*Exercise goal*
Pick out each line of the records in which the word "GitHub" appears.

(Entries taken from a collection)
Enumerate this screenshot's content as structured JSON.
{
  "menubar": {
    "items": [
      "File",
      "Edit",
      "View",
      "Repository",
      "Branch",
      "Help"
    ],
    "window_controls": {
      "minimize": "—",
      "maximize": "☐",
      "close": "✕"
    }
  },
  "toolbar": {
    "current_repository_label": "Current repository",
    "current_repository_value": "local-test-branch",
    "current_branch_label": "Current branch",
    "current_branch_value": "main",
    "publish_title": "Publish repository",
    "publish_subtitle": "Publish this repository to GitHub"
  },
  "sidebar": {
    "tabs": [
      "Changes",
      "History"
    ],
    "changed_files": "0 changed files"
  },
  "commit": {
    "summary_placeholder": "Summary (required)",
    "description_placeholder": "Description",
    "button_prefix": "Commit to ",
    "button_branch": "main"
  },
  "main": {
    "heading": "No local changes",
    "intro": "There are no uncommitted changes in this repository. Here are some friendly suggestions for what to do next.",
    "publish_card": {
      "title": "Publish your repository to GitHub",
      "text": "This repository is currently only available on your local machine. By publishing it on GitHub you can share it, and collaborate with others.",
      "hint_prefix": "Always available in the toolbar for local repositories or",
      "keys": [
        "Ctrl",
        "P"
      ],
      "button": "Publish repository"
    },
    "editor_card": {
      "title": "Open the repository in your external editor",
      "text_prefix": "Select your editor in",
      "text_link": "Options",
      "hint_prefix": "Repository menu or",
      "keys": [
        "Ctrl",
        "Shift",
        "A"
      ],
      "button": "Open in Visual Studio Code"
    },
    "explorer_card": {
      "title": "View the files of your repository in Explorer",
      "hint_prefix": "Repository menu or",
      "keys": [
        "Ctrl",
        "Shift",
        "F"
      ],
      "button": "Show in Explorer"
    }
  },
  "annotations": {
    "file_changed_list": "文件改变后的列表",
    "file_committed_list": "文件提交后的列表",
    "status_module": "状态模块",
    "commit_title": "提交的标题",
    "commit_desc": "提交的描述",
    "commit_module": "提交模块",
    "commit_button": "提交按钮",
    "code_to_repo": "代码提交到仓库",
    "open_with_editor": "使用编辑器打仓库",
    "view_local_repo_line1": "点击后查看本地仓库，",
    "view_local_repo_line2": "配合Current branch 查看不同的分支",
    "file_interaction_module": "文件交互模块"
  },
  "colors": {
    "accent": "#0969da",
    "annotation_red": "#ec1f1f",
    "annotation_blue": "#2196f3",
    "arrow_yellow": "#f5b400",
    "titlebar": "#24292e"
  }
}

*Finished exercise*
    "publish_subtitle": "Publish this repository to GitHub"
      "title": "Publish your repository to GitHub",
      "text": "This repository is currently only available on your local machine. By publishing it on GitHub you can share it, and collaborate with others.",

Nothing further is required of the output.